Data listing:
========================================================================

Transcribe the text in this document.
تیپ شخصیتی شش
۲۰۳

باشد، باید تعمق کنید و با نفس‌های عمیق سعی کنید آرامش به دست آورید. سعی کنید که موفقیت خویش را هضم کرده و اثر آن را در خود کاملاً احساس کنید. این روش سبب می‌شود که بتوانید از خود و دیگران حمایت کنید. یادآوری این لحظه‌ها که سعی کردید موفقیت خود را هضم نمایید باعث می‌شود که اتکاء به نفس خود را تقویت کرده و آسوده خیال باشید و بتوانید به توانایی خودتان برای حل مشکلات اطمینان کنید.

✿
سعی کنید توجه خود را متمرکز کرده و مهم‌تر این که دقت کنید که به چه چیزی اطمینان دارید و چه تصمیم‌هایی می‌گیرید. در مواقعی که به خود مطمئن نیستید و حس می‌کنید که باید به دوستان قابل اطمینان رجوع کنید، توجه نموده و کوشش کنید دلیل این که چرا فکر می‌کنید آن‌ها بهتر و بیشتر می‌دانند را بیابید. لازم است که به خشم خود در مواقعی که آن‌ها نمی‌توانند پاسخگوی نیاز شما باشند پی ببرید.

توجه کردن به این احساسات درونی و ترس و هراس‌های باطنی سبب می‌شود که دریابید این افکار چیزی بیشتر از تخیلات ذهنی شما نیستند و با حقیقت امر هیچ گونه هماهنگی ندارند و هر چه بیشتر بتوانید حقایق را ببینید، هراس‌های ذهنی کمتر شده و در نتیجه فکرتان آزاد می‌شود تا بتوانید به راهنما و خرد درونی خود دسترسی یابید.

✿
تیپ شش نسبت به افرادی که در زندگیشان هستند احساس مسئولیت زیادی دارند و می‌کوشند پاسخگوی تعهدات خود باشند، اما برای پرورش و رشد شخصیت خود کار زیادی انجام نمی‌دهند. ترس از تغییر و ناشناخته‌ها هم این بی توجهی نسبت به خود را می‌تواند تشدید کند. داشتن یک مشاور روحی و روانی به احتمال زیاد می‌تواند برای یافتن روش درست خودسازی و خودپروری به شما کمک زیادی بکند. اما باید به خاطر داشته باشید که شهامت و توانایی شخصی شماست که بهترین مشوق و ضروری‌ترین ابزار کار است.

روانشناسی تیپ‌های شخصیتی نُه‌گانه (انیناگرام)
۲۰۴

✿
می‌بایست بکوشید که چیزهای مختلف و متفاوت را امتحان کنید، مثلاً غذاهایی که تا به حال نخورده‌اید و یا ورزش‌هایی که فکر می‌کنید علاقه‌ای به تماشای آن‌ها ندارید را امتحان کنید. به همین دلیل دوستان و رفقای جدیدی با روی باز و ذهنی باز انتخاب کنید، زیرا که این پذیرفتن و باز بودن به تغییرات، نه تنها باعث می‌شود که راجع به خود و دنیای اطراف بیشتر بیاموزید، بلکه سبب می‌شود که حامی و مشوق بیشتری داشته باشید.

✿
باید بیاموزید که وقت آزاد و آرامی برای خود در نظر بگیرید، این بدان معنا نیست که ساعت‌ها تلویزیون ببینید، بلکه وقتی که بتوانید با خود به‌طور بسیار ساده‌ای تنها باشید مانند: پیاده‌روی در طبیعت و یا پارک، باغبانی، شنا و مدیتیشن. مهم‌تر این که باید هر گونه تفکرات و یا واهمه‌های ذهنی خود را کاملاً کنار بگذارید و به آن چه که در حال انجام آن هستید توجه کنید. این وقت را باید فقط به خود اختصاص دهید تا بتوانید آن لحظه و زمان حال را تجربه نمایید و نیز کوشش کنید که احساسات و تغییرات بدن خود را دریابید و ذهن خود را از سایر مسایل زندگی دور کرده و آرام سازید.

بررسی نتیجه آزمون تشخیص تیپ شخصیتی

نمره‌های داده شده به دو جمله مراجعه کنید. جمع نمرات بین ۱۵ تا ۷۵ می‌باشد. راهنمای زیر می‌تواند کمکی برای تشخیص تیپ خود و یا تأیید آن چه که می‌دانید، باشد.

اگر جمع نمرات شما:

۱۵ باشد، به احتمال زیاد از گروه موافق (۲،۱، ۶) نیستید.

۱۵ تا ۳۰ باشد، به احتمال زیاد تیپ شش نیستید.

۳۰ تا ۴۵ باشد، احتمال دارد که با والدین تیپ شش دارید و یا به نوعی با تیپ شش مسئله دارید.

========================================================================

Exercise brief: Set down the entries verbatim, leaving none out.

Answer to the problem:
Transcribe the text in this document.
تیپ شخصیتی شش
۲۰۳

باشد، باید تعمق کنید و با نفس‌های عمیق سعی کنید آرامش به دست آورید. سعی کنید که موفقیت خویش را هضم کرده و اثر آن را در خود کاملاً احساس کنید. این روش سبب می‌شود که بتوانید از خود و دیگران حمایت کنید. یادآوری این لحظه‌ها که سعی کردید موفقیت خود را هضم نمایید باعث می‌شود که اتکاء به نفس خود را تقویت کرده و آسوده خیال باشید و بتوانید به توانایی خودتان برای حل مشکلات اطمینان کنید.

✿
سعی کنید توجه خود را متمرکز کرده و مهم‌تر این که دقت کنید که به چه چیزی اطمینان دارید و چه تصمیم‌هایی می‌گیرید. در مواقعی که به خود مطمئن نیستید و حس می‌کنید که باید به دوستان قابل اطمینان رجوع کنید، توجه نموده و کوشش کنید دلیل این که چرا فکر می‌کنید آن‌ها بهتر و بیشتر می‌دانند را بیابید. لازم است که به خشم خود در مواقعی که آن‌ها نمی‌توانند پاسخگوی نیاز شما باشند پی ببرید.

توجه کردن به این احساسات درونی و ترس و هراس‌های باطنی سبب می‌شود که دریابید این افکار چیزی بیشتر از تخیلات ذهنی شما نیستند و با حقیقت امر هیچ گونه هماهنگی ندارند و هر چه بیشتر بتوانید حقایق را ببینید، هراس‌های ذهنی کمتر شده و در نتیجه فکرتان آزاد می‌شود تا بتوانید به راهنما و خرد درونی خود دسترسی یابید.

✿
تیپ شش نسبت به افرادی که در زندگیشان هستند احساس مسئولیت زیادی دارند و می‌کوشند پاسخگوی تعهدات خود باشند، اما برای پرورش و رشد شخصیت خود کار زیادی انجام نمی‌دهند. ترس از تغییر و ناشناخته‌ها هم این بی توجهی نسبت به خود را می‌تواند تشدید کند. داشتن یک مشاور روحی و روانی به احتمال زیاد می‌تواند برای یافتن روش درست خودسازی و خودپروری به شما کمک زیادی بکند. اما باید به خاطر داشته باشید که شهامت و توانایی شخصی شماست که بهترین مشوق و ضروری‌ترین ابزار کار است.

روانشناسی تیپ‌های شخصیتی نُه‌گانه (انیناگرام)
۲۰۴

✿
می‌بایست بکوشید که چیزهای مختلف و متفاوت را امتحان کنید، مثلاً غذاهایی که تا به حال نخورده‌اید و یا ورزش‌هایی که فکر می‌کنید علاقه‌ای به تماشای آن‌ها ندارید را امتحان کنید. به همین دلیل دوستان و رفقای جدیدی با روی باز و ذهنی باز انتخاب کنید، زیرا که این پذیرفتن و باز بودن به تغییرات، نه تنها باعث می‌شود که راجع به خود و دنیای اطراف بیشتر بیاموزید، بلکه سبب می‌شود که حامی و مشوق بیشتری داشته باشید.

✿
باید بیاموزید که وقت آزاد و آرامی برای خود در نظر بگیرید، این بدان معنا نیست که ساعت‌ها تلویزیون ببینید، بلکه وقتی که بتوانید با خود به‌طور بسیار ساده‌ای تنها باشید مانند: پیاده‌روی در طبیعت و یا پارک، باغبانی، شنا و مدیتیشن. مهم‌تر این که باید هر گونه تفکرات و یا واهمه‌های ذهنی خود را کاملاً کنار بگذارید و به آن چه که در حال انجام آن هستید توجه کنید. این وقت را باید فقط به خود اختصاص دهید تا بتوانید آن لحظه و زمان حال را تجربه نمایید و نیز کوشش کنید که احساسات و تغییرات بدن خود را دریابید و ذهن خود را از سایر مسایل زندگی دور کرده و آرام سازید.

بررسی نتیجه آزمون تشخیص تیپ شخصیتی

نمره‌های داده شده به دو جمله مراجعه کنید. جمع نمرات بین ۱۵ تا ۷۵ می‌باشد. راهنمای زیر می‌تواند کمکی برای تشخیص تیپ خود و یا تأیید آن چه که می‌دانید، باشد.

اگر جمع نمرات شما:

۱۵ باشد، به احتمال زیاد از گروه موافق (۲،۱، ۶) نیستید.

۱۵ تا ۳۰ باشد، به احتمال زیاد تیپ شش نیستید.

۳۰ تا ۴۵ باشد، احتمال دارد که با والدین تیپ شش دارید و یا به نوعی با تیپ شش مسئله دارید.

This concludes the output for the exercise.